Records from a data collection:

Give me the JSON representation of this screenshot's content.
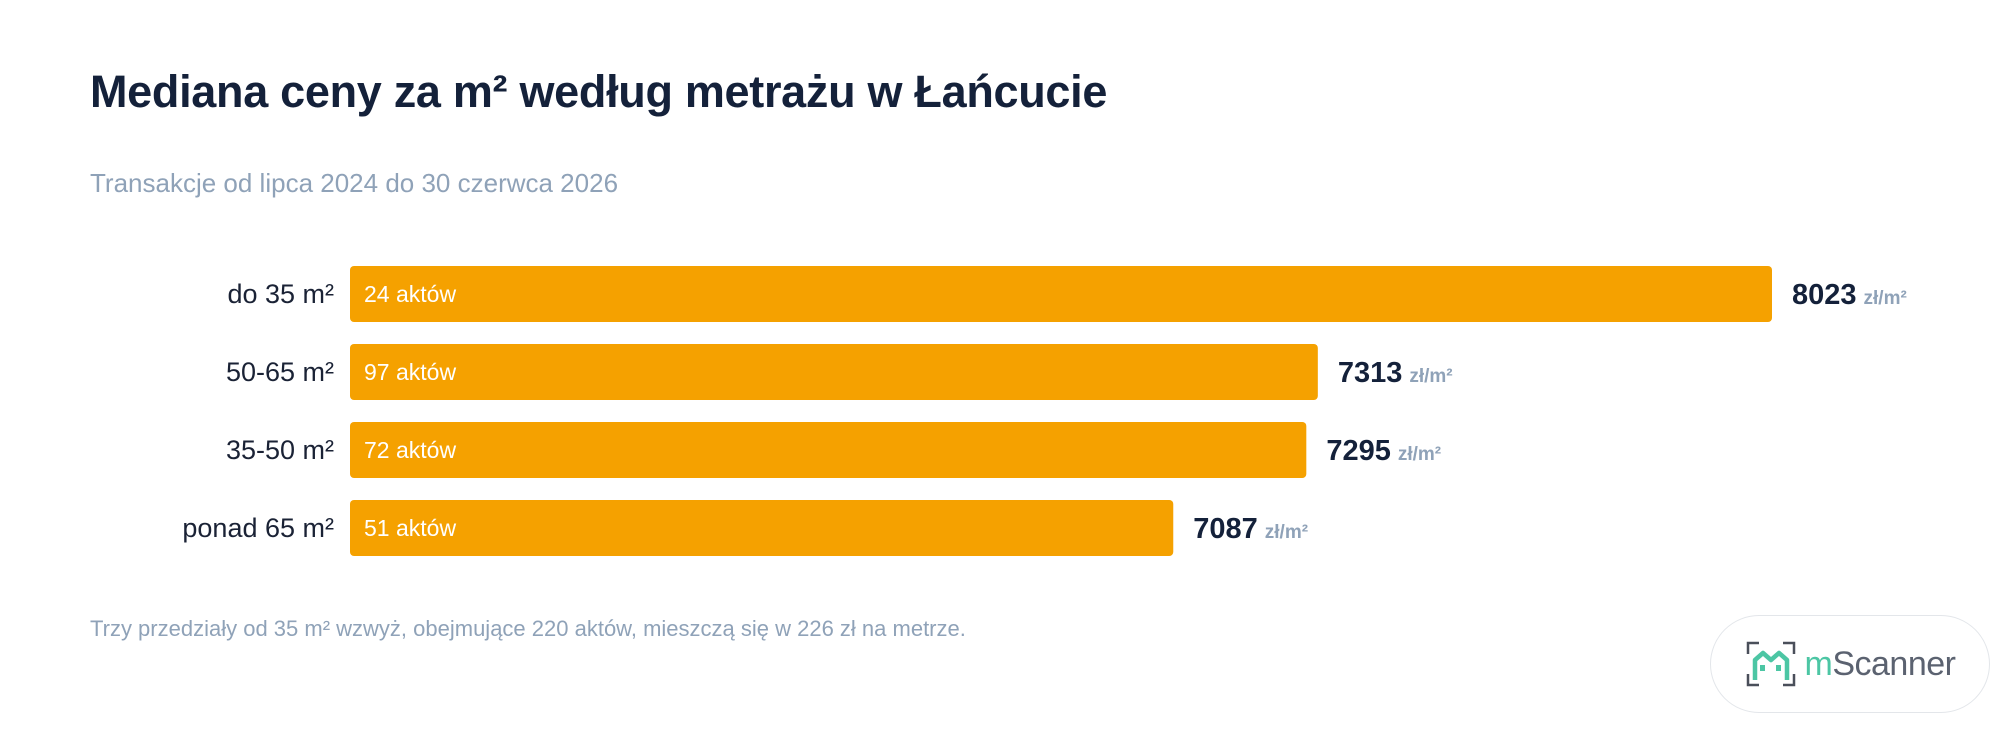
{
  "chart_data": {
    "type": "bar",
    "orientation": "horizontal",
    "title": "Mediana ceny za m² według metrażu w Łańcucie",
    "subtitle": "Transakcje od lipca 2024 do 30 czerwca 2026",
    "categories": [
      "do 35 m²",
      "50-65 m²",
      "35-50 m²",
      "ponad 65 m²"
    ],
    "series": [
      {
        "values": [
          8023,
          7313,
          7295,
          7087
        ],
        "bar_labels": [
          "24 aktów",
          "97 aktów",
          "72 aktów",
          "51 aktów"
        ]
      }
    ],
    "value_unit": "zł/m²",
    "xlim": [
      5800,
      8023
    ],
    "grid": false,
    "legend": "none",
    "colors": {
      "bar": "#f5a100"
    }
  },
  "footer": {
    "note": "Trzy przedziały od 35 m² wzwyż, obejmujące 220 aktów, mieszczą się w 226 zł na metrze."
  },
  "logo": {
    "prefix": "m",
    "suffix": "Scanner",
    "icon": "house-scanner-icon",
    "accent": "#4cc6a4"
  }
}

The problem: Copy out every line of the material above exactly, skipping the pictures.

Exercise response:
Give me the JSON representation of this screenshot's content.
{
  "chart_data": {
    "type": "bar",
    "orientation": "horizontal",
    "title": "Mediana ceny za m² według metrażu w Łańcucie",
    "subtitle": "Transakcje od lipca 2024 do 30 czerwca 2026",
    "categories": [
      "do 35 m²",
      "50-65 m²",
      "35-50 m²",
      "ponad 65 m²"
    ],
    "series": [
      {
        "values": [
          8023,
          7313,
          7295,
          7087
        ],
        "bar_labels": [
          "24 aktów",
          "97 aktów",
          "72 aktów",
          "51 aktów"
        ]
      }
    ],
    "value_unit": "zł/m²",
    "xlim": [
      5800,
      8023
    ],
    "grid": false,
    "legend": "none",
    "colors": {
      "bar": "#f5a100"
    }
  },
  "footer": {
    "note": "Trzy przedziały od 35 m² wzwyż, obejmujące 220 aktów, mieszczą się w 226 zł na metrze."
  },
  "logo": {
    "prefix": "m",
    "suffix": "Scanner",
    "icon": "house-scanner-icon",
    "accent": "#4cc6a4"
  }
}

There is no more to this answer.